Work instructions:
Extract every entry word for word.

** start Material for this task **

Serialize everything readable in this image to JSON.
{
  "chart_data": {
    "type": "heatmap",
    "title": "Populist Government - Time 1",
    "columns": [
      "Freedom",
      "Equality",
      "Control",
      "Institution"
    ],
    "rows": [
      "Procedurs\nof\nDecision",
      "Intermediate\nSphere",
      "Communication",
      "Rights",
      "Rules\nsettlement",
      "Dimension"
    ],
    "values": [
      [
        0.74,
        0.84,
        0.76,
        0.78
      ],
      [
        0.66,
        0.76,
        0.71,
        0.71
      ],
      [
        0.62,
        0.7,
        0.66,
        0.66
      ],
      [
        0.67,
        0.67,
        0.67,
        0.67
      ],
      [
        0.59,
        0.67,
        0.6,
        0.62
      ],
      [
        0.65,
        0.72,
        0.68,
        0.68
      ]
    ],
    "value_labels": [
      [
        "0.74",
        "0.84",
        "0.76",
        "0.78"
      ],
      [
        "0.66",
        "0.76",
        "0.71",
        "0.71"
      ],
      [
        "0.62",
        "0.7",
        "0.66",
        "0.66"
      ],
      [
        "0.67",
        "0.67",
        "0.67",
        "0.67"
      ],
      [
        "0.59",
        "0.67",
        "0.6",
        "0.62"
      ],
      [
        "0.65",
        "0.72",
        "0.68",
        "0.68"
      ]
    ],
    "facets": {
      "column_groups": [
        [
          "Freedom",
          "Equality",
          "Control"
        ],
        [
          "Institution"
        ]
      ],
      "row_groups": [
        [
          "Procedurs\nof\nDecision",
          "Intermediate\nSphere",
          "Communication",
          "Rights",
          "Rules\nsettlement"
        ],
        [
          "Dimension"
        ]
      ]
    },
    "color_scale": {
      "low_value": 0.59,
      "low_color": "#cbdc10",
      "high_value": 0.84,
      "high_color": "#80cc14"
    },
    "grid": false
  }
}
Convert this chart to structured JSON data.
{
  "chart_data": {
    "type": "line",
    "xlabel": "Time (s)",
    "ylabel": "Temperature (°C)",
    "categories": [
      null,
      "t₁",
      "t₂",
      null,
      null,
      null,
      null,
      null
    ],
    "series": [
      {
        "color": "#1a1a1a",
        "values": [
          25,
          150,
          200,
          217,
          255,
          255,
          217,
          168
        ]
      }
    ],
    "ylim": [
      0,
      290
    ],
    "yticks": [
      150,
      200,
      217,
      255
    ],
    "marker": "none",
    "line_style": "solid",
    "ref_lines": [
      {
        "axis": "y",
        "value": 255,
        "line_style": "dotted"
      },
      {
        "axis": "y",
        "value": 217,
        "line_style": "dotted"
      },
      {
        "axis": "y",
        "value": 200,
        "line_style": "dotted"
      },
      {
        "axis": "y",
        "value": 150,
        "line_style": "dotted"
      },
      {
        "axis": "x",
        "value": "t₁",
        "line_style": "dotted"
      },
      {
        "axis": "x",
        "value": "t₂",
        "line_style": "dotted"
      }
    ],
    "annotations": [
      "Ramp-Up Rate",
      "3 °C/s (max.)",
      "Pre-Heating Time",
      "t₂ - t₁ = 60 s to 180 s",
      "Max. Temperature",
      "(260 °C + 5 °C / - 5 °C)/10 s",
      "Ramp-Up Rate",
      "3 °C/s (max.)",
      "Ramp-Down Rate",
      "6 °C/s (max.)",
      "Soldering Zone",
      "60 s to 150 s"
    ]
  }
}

** end Material for this task **

Task response:
Serialize everything readable in this image to JSON.
{
  "chart_data": {
    "type": "heatmap",
    "title": "Populist Government - Time 1",
    "columns": [
      "Freedom",
      "Equality",
      "Control",
      "Institution"
    ],
    "rows": [
      "Procedurs\nof\nDecision",
      "Intermediate\nSphere",
      "Communication",
      "Rights",
      "Rules\nsettlement",
      "Dimension"
    ],
    "values": [
      [
        0.74,
        0.84,
        0.76,
        0.78
      ],
      [
        0.66,
        0.76,
        0.71,
        0.71
      ],
      [
        0.62,
        0.7,
        0.66,
        0.66
      ],
      [
        0.67,
        0.67,
        0.67,
        0.67
      ],
      [
        0.59,
        0.67,
        0.6,
        0.62
      ],
      [
        0.65,
        0.72,
        0.68,
        0.68
      ]
    ],
    "value_labels": [
      [
        "0.74",
        "0.84",
        "0.76",
        "0.78"
      ],
      [
        "0.66",
        "0.76",
        "0.71",
        "0.71"
      ],
      [
        "0.62",
        "0.7",
        "0.66",
        "0.66"
      ],
      [
        "0.67",
        "0.67",
        "0.67",
        "0.67"
      ],
      [
        "0.59",
        "0.67",
        "0.6",
        "0.62"
      ],
      [
        "0.65",
        "0.72",
        "0.68",
        "0.68"
      ]
    ],
    "facets": {
      "column_groups": [
        [
          "Freedom",
          "Equality",
          "Control"
        ],
        [
          "Institution"
        ]
      ],
      "row_groups": [
        [
          "Procedurs\nof\nDecision",
          "Intermediate\nSphere",
          "Communication",
          "Rights",
          "Rules\nsettlement"
        ],
        [
          "Dimension"
        ]
      ]
    },
    "color_scale": {
      "low_value": 0.59,
      "low_color": "#cbdc10",
      "high_value": 0.84,
      "high_color": "#80cc14"
    },
    "grid": false
  }
}
Convert this chart to structured JSON data.
{
  "chart_data": {
    "type": "line",
    "xlabel": "Time (s)",
    "ylabel": "Temperature (°C)",
    "categories": [
      null,
      "t₁",
      "t₂",
      null,
      null,
      null,
      null,
      null
    ],
    "series": [
      {
        "color": "#1a1a1a",
        "values": [
          25,
          150,
          200,
          217,
          255,
          255,
          217,
          168
        ]
      }
    ],
    "ylim": [
      0,
      290
    ],
    "yticks": [
      150,
      200,
      217,
      255
    ],
    "marker": "none",
    "line_style": "solid",
    "ref_lines": [
      {
        "axis": "y",
        "value": 255,
        "line_style": "dotted"
      },
      {
        "axis": "y",
        "value": 217,
        "line_style": "dotted"
      },
      {
        "axis": "y",
        "value": 200,
        "line_style": "dotted"
      },
      {
        "axis": "y",
        "value": 150,
        "line_style": "dotted"
      },
      {
        "axis": "x",
        "value": "t₁",
        "line_style": "dotted"
      },
      {
        "axis": "x",
        "value": "t₂",
        "line_style": "dotted"
      }
    ],
    "annotations": [
      "Ramp-Up Rate",
      "3 °C/s (max.)",
      "Pre-Heating Time",
      "t₂ - t₁ = 60 s to 180 s",
      "Max. Temperature",
      "(260 °C + 5 °C / - 5 °C)/10 s",
      "Ramp-Up Rate",
      "3 °C/s (max.)",
      "Ramp-Down Rate",
      "6 °C/s (max.)",
      "Soldering Zone",
      "60 s to 150 s"
    ]
  }
}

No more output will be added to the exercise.